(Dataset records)
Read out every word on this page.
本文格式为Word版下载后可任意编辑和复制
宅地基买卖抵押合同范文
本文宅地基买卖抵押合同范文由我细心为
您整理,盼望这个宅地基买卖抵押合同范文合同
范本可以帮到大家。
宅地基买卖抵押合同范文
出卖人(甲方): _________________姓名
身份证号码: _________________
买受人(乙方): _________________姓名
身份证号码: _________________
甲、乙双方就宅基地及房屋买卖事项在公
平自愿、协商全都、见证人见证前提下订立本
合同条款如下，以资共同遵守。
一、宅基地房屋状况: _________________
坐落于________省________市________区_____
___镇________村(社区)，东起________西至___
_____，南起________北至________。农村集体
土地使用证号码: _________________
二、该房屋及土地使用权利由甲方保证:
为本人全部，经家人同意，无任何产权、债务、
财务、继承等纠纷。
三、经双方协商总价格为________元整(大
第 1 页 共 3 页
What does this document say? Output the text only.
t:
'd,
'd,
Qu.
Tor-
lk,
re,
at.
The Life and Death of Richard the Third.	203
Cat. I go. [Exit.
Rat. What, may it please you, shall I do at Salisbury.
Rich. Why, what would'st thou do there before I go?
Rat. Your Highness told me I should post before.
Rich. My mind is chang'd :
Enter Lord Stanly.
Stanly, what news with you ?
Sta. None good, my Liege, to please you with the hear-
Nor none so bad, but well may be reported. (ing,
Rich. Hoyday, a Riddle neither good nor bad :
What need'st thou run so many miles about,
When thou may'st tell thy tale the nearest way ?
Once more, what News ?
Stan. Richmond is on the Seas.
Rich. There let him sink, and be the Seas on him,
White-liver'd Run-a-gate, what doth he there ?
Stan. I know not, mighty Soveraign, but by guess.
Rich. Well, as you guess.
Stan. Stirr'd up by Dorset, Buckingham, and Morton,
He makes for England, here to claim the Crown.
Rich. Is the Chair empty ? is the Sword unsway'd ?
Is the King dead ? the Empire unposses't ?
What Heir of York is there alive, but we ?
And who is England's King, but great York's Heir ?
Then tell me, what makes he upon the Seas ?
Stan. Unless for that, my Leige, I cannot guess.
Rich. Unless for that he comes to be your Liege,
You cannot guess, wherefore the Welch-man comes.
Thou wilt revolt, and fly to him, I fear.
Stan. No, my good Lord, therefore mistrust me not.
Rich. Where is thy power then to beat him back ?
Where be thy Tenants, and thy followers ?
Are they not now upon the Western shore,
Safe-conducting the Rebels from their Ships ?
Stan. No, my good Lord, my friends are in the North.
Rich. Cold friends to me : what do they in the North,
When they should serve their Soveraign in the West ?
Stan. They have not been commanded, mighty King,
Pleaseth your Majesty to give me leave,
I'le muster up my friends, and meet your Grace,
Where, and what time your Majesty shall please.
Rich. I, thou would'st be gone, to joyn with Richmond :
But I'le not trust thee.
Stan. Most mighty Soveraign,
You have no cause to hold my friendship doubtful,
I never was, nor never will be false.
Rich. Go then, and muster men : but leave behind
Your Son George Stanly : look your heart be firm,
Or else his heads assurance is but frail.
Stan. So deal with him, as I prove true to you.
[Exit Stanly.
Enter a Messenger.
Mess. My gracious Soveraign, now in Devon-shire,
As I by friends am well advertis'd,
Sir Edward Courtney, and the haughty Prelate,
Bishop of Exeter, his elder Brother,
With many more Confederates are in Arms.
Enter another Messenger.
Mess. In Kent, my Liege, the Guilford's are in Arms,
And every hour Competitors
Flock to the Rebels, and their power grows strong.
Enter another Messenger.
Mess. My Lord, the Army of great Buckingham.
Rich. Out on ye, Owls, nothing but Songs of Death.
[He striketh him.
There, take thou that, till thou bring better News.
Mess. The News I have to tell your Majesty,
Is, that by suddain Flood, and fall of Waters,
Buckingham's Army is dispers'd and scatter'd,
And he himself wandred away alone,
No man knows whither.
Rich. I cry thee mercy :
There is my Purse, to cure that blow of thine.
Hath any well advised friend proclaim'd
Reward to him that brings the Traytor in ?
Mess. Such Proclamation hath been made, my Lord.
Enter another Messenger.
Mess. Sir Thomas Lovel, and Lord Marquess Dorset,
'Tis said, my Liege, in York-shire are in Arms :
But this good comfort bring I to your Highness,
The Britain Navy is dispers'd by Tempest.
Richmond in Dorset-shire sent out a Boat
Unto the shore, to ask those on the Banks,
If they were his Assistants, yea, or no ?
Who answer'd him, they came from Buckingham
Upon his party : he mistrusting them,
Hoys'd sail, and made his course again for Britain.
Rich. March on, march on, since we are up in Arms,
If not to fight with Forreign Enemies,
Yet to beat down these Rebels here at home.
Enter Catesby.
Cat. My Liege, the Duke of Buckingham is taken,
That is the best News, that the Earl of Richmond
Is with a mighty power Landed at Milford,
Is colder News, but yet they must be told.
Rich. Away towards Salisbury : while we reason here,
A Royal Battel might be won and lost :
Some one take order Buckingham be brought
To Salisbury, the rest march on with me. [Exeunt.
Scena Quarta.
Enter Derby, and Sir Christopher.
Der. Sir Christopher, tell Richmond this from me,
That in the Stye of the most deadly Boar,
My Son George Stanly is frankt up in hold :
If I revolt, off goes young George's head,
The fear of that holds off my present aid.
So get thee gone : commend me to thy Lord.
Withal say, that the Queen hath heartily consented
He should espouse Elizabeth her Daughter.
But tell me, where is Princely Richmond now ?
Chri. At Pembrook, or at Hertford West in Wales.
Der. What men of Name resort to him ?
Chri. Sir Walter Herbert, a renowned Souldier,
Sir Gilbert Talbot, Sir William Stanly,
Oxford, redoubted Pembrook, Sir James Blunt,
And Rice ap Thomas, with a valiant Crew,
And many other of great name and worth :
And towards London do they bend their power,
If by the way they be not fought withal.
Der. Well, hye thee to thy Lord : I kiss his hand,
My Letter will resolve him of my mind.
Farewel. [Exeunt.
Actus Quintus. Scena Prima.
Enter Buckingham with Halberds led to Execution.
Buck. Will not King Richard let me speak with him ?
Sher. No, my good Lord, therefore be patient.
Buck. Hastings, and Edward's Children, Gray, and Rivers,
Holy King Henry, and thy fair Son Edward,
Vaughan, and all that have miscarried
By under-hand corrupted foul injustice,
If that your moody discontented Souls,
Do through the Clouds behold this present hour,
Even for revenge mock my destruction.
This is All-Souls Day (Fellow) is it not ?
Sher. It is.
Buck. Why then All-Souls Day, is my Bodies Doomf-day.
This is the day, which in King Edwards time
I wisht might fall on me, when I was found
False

# [Exercise goal]
Reproduce every line of the material above exactly.

# [Exercise response]
Read out every word on this page.
本文格式为Word版下载后可任意编辑和复制
宅地基买卖抵押合同范文
本文宅地基买卖抵押合同范文由我细心为
您整理,盼望这个宅地基买卖抵押合同范文合同
范本可以帮到大家。
宅地基买卖抵押合同范文
出卖人(甲方): _________________姓名
身份证号码: _________________
买受人(乙方): _________________姓名
身份证号码: _________________
甲、乙双方就宅基地及房屋买卖事项在公
平自愿、协商全都、见证人见证前提下订立本
合同条款如下，以资共同遵守。
一、宅基地房屋状况: _________________
坐落于________省________市________区_____
___镇________村(社区)，东起________西至___
_____，南起________北至________。农村集体
土地使用证号码: _________________
二、该房屋及土地使用权利由甲方保证:
为本人全部，经家人同意，无任何产权、债务、
财务、继承等纠纷。
三、经双方协商总价格为________元整(大
第 1 页 共 3 页
What does this document say? Output the text only.
t:
'd,
'd,
Qu.
Tor-
lk,
re,
at.
The Life and Death of Richard the Third.	203
Cat. I go. [Exit.
Rat. What, may it please you, shall I do at Salisbury.
Rich. Why, what would'st thou do there before I go?
Rat. Your Highness told me I should post before.
Rich. My mind is chang'd :
Enter Lord Stanly.
Stanly, what news with you ?
Sta. None good, my Liege, to please you with the hear-
Nor none so bad, but well may be reported. (ing,
Rich. Hoyday, a Riddle neither good nor bad :
What need'st thou run so many miles about,
When thou may'st tell thy tale the nearest way ?
Once more, what News ?
Stan. Richmond is on the Seas.
Rich. There let him sink, and be the Seas on him,
White-liver'd Run-a-gate, what doth he there ?
Stan. I know not, mighty Soveraign, but by guess.
Rich. Well, as you guess.
Stan. Stirr'd up by Dorset, Buckingham, and Morton,
He makes for England, here to claim the Crown.
Rich. Is the Chair empty ? is the Sword unsway'd ?
Is the King dead ? the Empire unposses't ?
What Heir of York is there alive, but we ?
And who is England's King, but great York's Heir ?
Then tell me, what makes he upon the Seas ?
Stan. Unless for that, my Leige, I cannot guess.
Rich. Unless for that he comes to be your Liege,
You cannot guess, wherefore the Welch-man comes.
Thou wilt revolt, and fly to him, I fear.
Stan. No, my good Lord, therefore mistrust me not.
Rich. Where is thy power then to beat him back ?
Where be thy Tenants, and thy followers ?
Are they not now upon the Western shore,
Safe-conducting the Rebels from their Ships ?
Stan. No, my good Lord, my friends are in the North.
Rich. Cold friends to me : what do they in the North,
When they should serve their Soveraign in the West ?
Stan. They have not been commanded, mighty King,
Pleaseth your Majesty to give me leave,
I'le muster up my friends, and meet your Grace,
Where, and what time your Majesty shall please.
Rich. I, thou would'st be gone, to joyn with Richmond :
But I'le not trust thee.
Stan. Most mighty Soveraign,
You have no cause to hold my friendship doubtful,
I never was, nor never will be false.
Rich. Go then, and muster men : but leave behind
Your Son George Stanly : look your heart be firm,
Or else his heads assurance is but frail.
Stan. So deal with him, as I prove true to you.
[Exit Stanly.
Enter a Messenger.
Mess. My gracious Soveraign, now in Devon-shire,
As I by friends am well advertis'd,
Sir Edward Courtney, and the haughty Prelate,
Bishop of Exeter, his elder Brother,
With many more Confederates are in Arms.
Enter another Messenger.
Mess. In Kent, my Liege, the Guilford's are in Arms,
And every hour Competitors
Flock to the Rebels, and their power grows strong.
Enter another Messenger.
Mess. My Lord, the Army of great Buckingham.
Rich. Out on ye, Owls, nothing but Songs of Death.
[He striketh him.
There, take thou that, till thou bring better News.
Mess. The News I have to tell your Majesty,
Is, that by suddain Flood, and fall of Waters,
Buckingham's Army is dispers'd and scatter'd,
And he himself wandred away alone,
No man knows whither.
Rich. I cry thee mercy :
There is my Purse, to cure that blow of thine.
Hath any well advised friend proclaim'd
Reward to him that brings the Traytor in ?
Mess. Such Proclamation hath been made, my Lord.
Enter another Messenger.
Mess. Sir Thomas Lovel, and Lord Marquess Dorset,
'Tis said, my Liege, in York-shire are in Arms :
But this good comfort bring I to your Highness,
The Britain Navy is dispers'd by Tempest.
Richmond in Dorset-shire sent out a Boat
Unto the shore, to ask those on the Banks,
If they were his Assistants, yea, or no ?
Who answer'd him, they came from Buckingham
Upon his party : he mistrusting them,
Hoys'd sail, and made his course again for Britain.
Rich. March on, march on, since we are up in Arms,
If not to fight with Forreign Enemies,
Yet to beat down these Rebels here at home.
Enter Catesby.
Cat. My Liege, the Duke of Buckingham is taken,
That is the best News, that the Earl of Richmond
Is with a mighty power Landed at Milford,
Is colder News, but yet they must be told.
Rich. Away towards Salisbury : while we reason here,
A Royal Battel might be won and lost :
Some one take order Buckingham be brought
To Salisbury, the rest march on with me. [Exeunt.
Scena Quarta.
Enter Derby, and Sir Christopher.
Der. Sir Christopher, tell Richmond this from me,
That in the Stye of the most deadly Boar,
My Son George Stanly is frankt up in hold :
If I revolt, off goes young George's head,
The fear of that holds off my present aid.
So get thee gone : commend me to thy Lord.
Withal say, that the Queen hath heartily consented
He should espouse Elizabeth her Daughter.
But tell me, where is Princely Richmond now ?
Chri. At Pembrook, or at Hertford West in Wales.
Der. What men of Name resort to him ?
Chri. Sir Walter Herbert, a renowned Souldier,
Sir Gilbert Talbot, Sir William Stanly,
Oxford, redoubted Pembrook, Sir James Blunt,
And Rice ap Thomas, with a valiant Crew,
And many other of great name and worth :
And towards London do they bend their power,
If by the way they be not fought withal.
Der. Well, hye thee to thy Lord : I kiss his hand,
My Letter will resolve him of my mind.
Farewel. [Exeunt.
Actus Quintus. Scena Prima.
Enter Buckingham with Halberds led to Execution.
Buck. Will not King Richard let me speak with him ?
Sher. No, my good Lord, therefore be patient.
Buck. Hastings, and Edward's Children, Gray, and Rivers,
Holy King Henry, and thy fair Son Edward,
Vaughan, and all that have miscarried
By under-hand corrupted foul injustice,
If that your moody discontented Souls,
Do through the Clouds behold this present hour,
Even for revenge mock my destruction.
This is All-Souls Day (Fellow) is it not ?
Sher. It is.
Buck. Why then All-Souls Day, is my Bodies Doomf-day.
This is the day, which in King Edwards time
I wisht might fall on me, when I was found
False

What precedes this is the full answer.